— BEGIN Given entries —

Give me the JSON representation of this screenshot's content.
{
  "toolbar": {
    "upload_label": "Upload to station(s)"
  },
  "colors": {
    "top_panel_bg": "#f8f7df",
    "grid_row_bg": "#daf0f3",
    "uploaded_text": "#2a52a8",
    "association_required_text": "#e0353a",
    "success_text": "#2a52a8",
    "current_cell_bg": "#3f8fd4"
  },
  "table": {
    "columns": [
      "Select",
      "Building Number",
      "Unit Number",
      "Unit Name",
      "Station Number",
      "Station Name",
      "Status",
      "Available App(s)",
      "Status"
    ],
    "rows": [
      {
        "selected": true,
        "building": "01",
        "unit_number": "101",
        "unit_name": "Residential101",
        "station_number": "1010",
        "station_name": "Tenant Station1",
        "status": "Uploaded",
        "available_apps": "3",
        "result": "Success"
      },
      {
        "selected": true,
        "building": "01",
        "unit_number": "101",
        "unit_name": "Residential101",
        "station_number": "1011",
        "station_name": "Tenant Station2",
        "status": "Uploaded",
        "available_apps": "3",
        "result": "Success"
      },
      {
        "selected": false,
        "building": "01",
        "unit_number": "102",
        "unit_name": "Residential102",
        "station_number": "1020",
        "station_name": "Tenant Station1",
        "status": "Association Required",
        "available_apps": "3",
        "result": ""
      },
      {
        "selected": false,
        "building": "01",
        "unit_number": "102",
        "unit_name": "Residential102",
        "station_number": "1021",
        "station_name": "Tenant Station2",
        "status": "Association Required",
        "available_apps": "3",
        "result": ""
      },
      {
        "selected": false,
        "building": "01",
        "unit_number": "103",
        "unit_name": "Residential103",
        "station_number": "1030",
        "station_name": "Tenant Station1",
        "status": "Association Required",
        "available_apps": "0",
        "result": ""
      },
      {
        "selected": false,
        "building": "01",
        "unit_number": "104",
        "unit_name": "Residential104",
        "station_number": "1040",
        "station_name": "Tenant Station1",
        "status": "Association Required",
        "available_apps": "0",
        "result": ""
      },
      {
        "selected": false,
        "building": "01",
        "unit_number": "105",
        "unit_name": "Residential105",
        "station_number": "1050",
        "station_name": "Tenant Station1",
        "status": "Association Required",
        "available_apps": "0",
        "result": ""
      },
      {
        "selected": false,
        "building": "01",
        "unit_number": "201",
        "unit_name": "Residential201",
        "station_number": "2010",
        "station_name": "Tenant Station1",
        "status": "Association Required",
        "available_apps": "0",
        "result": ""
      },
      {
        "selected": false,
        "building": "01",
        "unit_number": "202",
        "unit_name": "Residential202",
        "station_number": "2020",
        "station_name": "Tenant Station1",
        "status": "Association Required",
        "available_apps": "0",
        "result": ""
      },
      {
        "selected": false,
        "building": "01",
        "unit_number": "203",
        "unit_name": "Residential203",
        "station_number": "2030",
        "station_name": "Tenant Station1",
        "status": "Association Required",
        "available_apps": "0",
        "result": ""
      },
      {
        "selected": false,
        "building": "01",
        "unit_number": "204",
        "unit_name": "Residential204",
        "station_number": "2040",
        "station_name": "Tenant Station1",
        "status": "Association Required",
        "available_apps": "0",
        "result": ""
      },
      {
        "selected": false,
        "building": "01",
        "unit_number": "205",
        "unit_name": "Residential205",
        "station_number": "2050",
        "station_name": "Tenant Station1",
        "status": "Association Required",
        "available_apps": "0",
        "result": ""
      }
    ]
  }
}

— END Given entries —

**Goal of the exercise**
Give the data again, exactly as it stands.

**Written response**
Give me the JSON representation of this screenshot's content.
{
  "toolbar": {
    "upload_label": "Upload to station(s)"
  },
  "colors": {
    "top_panel_bg": "#f8f7df",
    "grid_row_bg": "#daf0f3",
    "uploaded_text": "#2a52a8",
    "association_required_text": "#e0353a",
    "success_text": "#2a52a8",
    "current_cell_bg": "#3f8fd4"
  },
  "table": {
    "columns": [
      "Select",
      "Building Number",
      "Unit Number",
      "Unit Name",
      "Station Number",
      "Station Name",
      "Status",
      "Available App(s)",
      "Status"
    ],
    "rows": [
      {
        "selected": true,
        "building": "01",
        "unit_number": "101",
        "unit_name": "Residential101",
        "station_number": "1010",
        "station_name": "Tenant Station1",
        "status": "Uploaded",
        "available_apps": "3",
        "result": "Success"
      },
      {
        "selected": true,
        "building": "01",
        "unit_number": "101",
        "unit_name": "Residential101",
        "station_number": "1011",
        "station_name": "Tenant Station2",
        "status": "Uploaded",
        "available_apps": "3",
        "result": "Success"
      },
      {
        "selected": false,
        "building": "01",
        "unit_number": "102",
        "unit_name": "Residential102",
        "station_number": "1020",
        "station_name": "Tenant Station1",
        "status": "Association Required",
        "available_apps": "3",
        "result": ""
      },
      {
        "selected": false,
        "building": "01",
        "unit_number": "102",
        "unit_name": "Residential102",
        "station_number": "1021",
        "station_name": "Tenant Station2",
        "status": "Association Required",
        "available_apps": "3",
        "result": ""
      },
      {
        "selected": false,
        "building": "01",
        "unit_number": "103",
        "unit_name": "Residential103",
        "station_number": "1030",
        "station_name": "Tenant Station1",
        "status": "Association Required",
        "available_apps": "0",
        "result": ""
      },
      {
        "selected": false,
        "building": "01",
        "unit_number": "104",
        "unit_name": "Residential104",
        "station_number": "1040",
        "station_name": "Tenant Station1",
        "status": "Association Required",
        "available_apps": "0",
        "result": ""
      },
      {
        "selected": false,
        "building": "01",
        "unit_number": "105",
        "unit_name": "Residential105",
        "station_number": "1050",
        "station_name": "Tenant Station1",
        "status": "Association Required",
        "available_apps": "0",
        "result": ""
      },
      {
        "selected": false,
        "building": "01",
        "unit_number": "201",
        "unit_name": "Residential201",
        "station_number": "2010",
        "station_name": "Tenant Station1",
        "status": "Association Required",
        "available_apps": "0",
        "result": ""
      },
      {
        "selected": false,
        "building": "01",
        "unit_number": "202",
        "unit_name": "Residential202",
        "station_number": "2020",
        "station_name": "Tenant Station1",
        "status": "Association Required",
        "available_apps": "0",
        "result": ""
      },
      {
        "selected": false,
        "building": "01",
        "unit_number": "203",
        "unit_name": "Residential203",
        "station_number": "2030",
        "station_name": "Tenant Station1",
        "status": "Association Required",
        "available_apps": "0",
        "result": ""
      },
      {
        "selected": false,
        "building": "01",
        "unit_number": "204",
        "unit_name": "Residential204",
        "station_number": "2040",
        "station_name": "Tenant Station1",
        "status": "Association Required",
        "available_apps": "0",
        "result": ""
      },
      {
        "selected": false,
        "building": "01",
        "unit_number": "205",
        "unit_name": "Residential205",
        "station_number": "2050",
        "station_name": "Tenant Station1",
        "status": "Association Required",
        "available_apps": "0",
        "result": ""
      }
    ]
  }
}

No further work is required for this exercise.